■ PROMPT ■
Print all of the lines exactly. Any picture among them stays out.

◇ ◇ ◇

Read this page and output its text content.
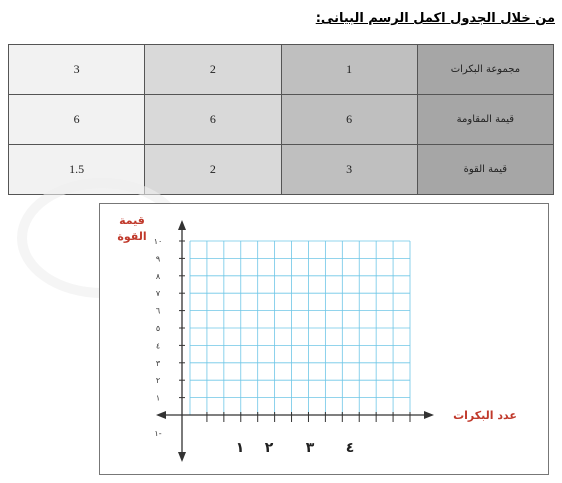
من خلال الجدول اكمل الرسم البيانى:
3	2	1	مجموعة البكرات
6	6	6	قيمة المقاومة
1.5	2	3	قيمة القوة
١٠
٩
٨
٧
٦
٥
٤
٣
٢
١
١ ٢ ٣ ٤
قيمة
القوة
عدد البكرات
١-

◇ ◇ ◇

■ ANSWER IN FULL ■
Read this page and output its text content.
من خلال الجدول اكمل الرسم البيانى:
3	2	1	مجموعة البكرات
6	6	6	قيمة المقاومة
1.5	2	3	قيمة القوة
١٠
٩
٨
٧
٦
٥
٤
٣
٢
١
١ ٢ ٣ ٤
قيمة
القوة
عدد البكرات
١-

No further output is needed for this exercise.